Problem statement — Look through the material below for "JSON". Copy every line that contains it.

====== Materials provided ======

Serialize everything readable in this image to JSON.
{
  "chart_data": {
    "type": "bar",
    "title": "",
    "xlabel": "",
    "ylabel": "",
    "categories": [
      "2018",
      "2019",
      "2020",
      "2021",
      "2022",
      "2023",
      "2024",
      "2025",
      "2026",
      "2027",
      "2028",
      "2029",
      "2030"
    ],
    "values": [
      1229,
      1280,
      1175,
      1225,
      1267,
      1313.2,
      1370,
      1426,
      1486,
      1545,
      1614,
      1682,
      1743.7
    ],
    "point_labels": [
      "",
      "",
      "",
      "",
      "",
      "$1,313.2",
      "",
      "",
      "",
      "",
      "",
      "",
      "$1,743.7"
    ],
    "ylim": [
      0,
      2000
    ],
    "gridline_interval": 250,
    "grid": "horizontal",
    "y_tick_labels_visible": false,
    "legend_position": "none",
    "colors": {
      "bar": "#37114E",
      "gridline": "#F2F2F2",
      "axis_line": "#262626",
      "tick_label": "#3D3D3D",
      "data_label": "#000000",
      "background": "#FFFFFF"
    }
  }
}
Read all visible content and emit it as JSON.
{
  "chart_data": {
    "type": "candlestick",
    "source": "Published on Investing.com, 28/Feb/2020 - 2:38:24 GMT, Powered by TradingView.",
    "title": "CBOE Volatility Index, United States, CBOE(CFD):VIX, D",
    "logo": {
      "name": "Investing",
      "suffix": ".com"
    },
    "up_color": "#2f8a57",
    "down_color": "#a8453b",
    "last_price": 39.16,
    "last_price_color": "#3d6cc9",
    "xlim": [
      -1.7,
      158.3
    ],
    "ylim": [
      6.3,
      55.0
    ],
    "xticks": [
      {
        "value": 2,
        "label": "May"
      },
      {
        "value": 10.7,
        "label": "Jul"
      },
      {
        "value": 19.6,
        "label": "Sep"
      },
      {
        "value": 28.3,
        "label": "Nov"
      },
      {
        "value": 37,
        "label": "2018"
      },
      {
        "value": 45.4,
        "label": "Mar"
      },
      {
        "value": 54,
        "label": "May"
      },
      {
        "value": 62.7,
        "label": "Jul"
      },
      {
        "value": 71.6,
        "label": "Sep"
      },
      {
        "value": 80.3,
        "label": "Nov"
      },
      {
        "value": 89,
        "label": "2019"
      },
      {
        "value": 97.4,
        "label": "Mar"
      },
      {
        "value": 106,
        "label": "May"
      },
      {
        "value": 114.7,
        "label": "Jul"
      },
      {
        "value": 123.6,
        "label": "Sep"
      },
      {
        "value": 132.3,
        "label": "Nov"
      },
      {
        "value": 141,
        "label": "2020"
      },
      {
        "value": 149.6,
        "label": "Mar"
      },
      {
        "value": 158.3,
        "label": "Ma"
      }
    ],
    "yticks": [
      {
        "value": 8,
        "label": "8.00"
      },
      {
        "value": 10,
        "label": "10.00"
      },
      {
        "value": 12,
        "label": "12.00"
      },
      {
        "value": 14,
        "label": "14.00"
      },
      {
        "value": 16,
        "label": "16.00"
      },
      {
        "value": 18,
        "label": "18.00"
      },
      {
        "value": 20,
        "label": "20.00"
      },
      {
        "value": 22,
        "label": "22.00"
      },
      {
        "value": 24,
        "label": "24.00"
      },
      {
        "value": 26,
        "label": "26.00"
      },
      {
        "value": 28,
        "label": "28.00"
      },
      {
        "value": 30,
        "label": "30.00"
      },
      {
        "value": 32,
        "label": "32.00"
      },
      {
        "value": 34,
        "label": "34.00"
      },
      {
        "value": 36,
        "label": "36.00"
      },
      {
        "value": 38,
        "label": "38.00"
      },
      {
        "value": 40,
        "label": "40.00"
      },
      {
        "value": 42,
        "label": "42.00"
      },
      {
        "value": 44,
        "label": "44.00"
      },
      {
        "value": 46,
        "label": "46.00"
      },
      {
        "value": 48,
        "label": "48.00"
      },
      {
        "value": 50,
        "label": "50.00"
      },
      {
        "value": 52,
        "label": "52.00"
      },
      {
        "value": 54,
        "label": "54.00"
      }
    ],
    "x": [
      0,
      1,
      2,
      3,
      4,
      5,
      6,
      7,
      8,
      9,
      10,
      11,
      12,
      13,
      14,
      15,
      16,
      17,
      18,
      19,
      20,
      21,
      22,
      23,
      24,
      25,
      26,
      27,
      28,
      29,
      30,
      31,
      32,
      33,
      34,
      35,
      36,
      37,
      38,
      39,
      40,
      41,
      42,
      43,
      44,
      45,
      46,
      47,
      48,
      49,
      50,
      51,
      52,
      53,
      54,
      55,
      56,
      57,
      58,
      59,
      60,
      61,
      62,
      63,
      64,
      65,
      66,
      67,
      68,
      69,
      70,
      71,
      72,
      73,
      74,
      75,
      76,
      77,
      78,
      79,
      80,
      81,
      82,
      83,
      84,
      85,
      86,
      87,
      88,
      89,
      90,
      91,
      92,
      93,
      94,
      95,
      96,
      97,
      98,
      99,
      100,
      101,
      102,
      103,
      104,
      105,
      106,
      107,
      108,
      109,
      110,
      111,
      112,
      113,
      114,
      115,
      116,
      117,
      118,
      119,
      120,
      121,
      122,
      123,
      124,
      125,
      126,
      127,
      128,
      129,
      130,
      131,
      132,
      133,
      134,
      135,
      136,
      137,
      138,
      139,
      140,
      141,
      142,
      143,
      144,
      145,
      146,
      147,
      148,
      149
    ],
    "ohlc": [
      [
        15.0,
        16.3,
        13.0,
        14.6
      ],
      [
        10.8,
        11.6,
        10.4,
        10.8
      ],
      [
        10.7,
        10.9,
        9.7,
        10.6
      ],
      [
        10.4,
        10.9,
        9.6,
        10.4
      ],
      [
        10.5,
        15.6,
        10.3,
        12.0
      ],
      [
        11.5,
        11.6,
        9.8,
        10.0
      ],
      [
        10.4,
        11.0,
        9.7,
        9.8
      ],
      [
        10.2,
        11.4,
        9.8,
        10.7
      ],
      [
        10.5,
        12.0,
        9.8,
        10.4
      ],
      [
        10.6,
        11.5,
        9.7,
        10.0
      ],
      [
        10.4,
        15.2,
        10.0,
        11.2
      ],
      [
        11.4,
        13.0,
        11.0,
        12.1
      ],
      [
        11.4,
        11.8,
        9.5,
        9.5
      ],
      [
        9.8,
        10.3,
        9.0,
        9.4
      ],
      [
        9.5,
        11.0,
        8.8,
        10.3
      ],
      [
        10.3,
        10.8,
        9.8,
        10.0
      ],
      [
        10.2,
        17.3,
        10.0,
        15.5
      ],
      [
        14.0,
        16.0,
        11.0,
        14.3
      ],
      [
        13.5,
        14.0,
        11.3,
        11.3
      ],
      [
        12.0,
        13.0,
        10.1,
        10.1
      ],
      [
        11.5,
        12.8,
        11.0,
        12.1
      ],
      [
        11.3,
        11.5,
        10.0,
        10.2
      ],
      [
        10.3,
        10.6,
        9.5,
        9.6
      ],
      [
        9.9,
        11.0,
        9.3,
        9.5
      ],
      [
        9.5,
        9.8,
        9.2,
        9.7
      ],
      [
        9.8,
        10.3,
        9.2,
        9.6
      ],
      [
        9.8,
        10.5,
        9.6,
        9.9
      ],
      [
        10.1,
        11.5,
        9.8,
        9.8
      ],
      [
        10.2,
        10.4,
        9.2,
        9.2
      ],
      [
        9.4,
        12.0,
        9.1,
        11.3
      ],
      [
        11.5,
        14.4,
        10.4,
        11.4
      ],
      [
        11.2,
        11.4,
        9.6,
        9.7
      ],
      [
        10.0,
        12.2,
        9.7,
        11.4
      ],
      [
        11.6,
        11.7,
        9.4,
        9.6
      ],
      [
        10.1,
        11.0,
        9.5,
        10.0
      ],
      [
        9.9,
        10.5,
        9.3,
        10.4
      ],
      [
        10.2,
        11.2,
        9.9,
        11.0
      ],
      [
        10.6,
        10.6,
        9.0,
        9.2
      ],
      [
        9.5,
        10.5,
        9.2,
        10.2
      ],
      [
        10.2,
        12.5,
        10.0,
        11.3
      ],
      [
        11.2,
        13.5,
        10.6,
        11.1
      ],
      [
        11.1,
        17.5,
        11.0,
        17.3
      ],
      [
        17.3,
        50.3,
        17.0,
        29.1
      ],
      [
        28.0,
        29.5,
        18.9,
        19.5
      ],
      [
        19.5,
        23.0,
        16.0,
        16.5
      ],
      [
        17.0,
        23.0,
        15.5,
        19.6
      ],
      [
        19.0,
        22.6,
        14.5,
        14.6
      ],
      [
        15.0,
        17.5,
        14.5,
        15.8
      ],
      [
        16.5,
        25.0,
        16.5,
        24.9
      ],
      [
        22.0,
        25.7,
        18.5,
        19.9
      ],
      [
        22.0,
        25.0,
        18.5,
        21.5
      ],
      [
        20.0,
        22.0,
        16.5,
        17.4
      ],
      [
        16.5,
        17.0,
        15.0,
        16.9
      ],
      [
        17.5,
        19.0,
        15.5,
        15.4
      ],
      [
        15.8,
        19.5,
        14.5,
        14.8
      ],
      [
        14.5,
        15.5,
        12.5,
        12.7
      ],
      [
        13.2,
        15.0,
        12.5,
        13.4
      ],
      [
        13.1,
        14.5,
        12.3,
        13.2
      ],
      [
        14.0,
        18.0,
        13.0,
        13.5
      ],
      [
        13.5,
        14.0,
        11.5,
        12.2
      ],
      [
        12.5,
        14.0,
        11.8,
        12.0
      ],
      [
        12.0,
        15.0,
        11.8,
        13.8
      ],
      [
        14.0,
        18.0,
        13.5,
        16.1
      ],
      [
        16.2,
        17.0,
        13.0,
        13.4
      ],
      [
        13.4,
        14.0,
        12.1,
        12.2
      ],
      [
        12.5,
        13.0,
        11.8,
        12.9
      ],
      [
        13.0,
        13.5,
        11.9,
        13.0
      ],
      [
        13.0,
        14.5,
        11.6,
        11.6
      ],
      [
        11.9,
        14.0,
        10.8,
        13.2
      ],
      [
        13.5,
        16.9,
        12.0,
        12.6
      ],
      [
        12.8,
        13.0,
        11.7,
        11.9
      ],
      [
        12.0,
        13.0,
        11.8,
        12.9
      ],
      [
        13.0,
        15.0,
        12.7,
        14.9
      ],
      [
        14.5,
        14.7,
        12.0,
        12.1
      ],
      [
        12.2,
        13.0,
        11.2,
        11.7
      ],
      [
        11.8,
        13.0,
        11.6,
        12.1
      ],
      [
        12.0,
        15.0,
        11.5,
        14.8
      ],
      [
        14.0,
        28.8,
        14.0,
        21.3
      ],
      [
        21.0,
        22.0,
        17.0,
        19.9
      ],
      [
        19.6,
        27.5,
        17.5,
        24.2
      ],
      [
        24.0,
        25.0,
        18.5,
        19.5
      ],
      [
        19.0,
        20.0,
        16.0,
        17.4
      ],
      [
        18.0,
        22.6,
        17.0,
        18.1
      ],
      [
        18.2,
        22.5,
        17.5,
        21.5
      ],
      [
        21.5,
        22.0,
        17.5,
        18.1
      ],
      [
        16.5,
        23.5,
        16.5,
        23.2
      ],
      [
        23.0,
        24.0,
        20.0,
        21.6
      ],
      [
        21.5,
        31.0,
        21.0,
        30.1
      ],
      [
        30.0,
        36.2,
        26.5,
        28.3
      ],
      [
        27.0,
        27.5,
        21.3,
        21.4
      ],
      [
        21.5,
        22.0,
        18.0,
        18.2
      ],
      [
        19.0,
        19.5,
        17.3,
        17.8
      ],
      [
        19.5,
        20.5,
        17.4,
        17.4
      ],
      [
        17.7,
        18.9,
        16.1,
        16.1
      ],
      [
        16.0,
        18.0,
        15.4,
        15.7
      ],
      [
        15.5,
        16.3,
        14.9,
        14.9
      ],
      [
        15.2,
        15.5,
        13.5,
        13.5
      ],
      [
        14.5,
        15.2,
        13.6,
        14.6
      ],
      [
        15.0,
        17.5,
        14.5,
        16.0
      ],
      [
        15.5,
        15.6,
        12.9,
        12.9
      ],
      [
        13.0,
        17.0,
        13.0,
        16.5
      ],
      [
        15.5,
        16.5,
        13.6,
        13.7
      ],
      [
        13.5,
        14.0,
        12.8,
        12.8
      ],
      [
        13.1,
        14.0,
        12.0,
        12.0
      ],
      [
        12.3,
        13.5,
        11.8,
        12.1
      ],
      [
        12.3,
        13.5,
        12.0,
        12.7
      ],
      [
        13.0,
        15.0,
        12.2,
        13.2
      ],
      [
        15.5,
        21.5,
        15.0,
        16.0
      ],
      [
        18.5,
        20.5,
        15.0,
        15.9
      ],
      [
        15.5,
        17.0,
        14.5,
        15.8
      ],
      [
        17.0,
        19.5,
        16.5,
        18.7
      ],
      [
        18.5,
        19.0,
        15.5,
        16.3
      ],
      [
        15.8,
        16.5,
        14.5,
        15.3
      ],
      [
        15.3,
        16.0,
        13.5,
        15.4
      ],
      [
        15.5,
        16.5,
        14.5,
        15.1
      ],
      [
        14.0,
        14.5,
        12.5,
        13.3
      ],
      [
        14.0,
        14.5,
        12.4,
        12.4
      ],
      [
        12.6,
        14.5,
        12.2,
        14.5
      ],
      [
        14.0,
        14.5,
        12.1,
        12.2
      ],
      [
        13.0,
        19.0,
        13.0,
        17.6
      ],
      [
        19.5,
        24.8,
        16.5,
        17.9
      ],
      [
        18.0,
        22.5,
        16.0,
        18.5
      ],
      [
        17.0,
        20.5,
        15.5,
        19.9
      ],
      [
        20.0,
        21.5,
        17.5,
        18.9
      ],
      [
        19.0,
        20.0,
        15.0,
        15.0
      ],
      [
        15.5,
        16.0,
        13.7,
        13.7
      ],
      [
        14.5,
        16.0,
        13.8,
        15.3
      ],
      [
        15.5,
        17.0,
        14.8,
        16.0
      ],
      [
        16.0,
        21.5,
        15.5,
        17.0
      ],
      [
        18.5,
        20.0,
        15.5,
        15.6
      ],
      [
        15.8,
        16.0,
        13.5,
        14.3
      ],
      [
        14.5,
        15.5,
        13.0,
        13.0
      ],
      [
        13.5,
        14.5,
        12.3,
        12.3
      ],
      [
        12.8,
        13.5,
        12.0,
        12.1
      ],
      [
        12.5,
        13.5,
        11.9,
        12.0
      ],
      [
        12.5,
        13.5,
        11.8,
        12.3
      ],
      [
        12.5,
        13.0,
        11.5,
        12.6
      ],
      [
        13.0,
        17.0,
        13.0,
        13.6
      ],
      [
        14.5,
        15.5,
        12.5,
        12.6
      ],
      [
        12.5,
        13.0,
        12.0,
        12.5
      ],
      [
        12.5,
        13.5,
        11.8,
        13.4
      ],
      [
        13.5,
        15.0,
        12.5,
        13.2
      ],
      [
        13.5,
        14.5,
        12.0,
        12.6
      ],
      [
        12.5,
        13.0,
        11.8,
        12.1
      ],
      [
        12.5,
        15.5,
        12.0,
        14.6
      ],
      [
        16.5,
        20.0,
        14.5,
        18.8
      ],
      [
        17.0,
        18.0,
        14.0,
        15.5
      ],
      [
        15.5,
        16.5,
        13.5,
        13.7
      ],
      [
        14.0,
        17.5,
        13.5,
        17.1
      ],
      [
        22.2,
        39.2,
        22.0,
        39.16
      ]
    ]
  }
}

======

Solution below —
Serialize everything readable in this image to JSON.
Read all visible content and emit it as JSON.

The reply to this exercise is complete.